**WHAT IS REQUIRED:** Take down each entry exactly as written.

**DATA RECORDS:**
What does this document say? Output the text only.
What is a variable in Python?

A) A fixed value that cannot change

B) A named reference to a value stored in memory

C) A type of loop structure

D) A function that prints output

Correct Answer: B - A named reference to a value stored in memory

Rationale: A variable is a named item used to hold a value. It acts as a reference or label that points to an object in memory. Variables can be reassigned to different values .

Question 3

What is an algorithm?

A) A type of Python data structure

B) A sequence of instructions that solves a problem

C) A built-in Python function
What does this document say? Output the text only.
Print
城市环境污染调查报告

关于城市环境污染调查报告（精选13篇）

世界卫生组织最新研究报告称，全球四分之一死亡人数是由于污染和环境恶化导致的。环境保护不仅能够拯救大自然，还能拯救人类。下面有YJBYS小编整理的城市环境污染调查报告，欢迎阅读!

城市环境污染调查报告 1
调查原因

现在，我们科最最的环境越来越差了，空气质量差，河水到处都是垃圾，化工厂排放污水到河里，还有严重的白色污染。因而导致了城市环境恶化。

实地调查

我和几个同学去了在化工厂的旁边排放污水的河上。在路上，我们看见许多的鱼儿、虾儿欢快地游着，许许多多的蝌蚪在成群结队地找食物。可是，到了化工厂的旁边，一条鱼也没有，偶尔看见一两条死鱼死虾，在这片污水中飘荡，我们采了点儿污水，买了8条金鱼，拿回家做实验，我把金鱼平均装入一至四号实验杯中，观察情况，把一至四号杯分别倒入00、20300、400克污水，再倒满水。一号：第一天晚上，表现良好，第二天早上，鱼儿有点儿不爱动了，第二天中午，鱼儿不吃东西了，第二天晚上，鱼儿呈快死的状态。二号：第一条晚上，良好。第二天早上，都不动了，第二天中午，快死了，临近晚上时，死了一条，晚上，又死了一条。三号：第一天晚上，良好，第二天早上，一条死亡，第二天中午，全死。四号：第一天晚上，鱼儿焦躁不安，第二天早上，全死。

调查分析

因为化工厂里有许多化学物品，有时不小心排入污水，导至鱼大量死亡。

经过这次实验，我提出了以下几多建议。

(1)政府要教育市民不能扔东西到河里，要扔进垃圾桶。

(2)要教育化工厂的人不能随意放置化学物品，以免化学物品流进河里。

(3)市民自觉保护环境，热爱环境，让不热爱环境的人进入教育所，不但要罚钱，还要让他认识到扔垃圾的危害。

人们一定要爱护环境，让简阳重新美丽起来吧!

**FINAL ANSWER:**
What does this document say? Output the text only.
What is a variable in Python?

A) A fixed value that cannot change

B) A named reference to a value stored in memory

C) A type of loop structure

D) A function that prints output

Correct Answer: B - A named reference to a value stored in memory

Rationale: A variable is a named item used to hold a value. It acts as a reference or label that points to an object in memory. Variables can be reassigned to different values .

Question 3

What is an algorithm?

A) A type of Python data structure

B) A sequence of instructions that solves a problem

C) A built-in Python function
What does this document say? Output the text only.
Print
城市环境污染调查报告

关于城市环境污染调查报告（精选13篇）

世界卫生组织最新研究报告称，全球四分之一死亡人数是由于污染和环境恶化导致的。环境保护不仅能够拯救大自然，还能拯救人类。下面有YJBYS小编整理的城市环境污染调查报告，欢迎阅读!

城市环境污染调查报告 1
调查原因

现在，我们科最最的环境越来越差了，空气质量差，河水到处都是垃圾，化工厂排放污水到河里，还有严重的白色污染。因而导致了城市环境恶化。

实地调查

我和几个同学去了在化工厂的旁边排放污水的河上。在路上，我们看见许多的鱼儿、虾儿欢快地游着，许许多多的蝌蚪在成群结队地找食物。可是，到了化工厂的旁边，一条鱼也没有，偶尔看见一两条死鱼死虾，在这片污水中飘荡，我们采了点儿污水，买了8条金鱼，拿回家做实验，我把金鱼平均装入一至四号实验杯中，观察情况，把一至四号杯分别倒入00、20300、400克污水，再倒满水。一号：第一天晚上，表现良好，第二天早上，鱼儿有点儿不爱动了，第二天中午，鱼儿不吃东西了，第二天晚上，鱼儿呈快死的状态。二号：第一条晚上，良好。第二天早上，都不动了，第二天中午，快死了，临近晚上时，死了一条，晚上，又死了一条。三号：第一天晚上，良好，第二天早上，一条死亡，第二天中午，全死。四号：第一天晚上，鱼儿焦躁不安，第二天早上，全死。

调查分析

因为化工厂里有许多化学物品，有时不小心排入污水，导至鱼大量死亡。

经过这次实验，我提出了以下几多建议。

(1)政府要教育市民不能扔东西到河里，要扔进垃圾桶。

(2)要教育化工厂的人不能随意放置化学物品，以免化学物品流进河里。

(3)市民自觉保护环境，热爱环境，让不热爱环境的人进入教育所，不但要罚钱，还要让他认识到扔垃圾的危害。

人们一定要爱护环境，让简阳重新美丽起来吧!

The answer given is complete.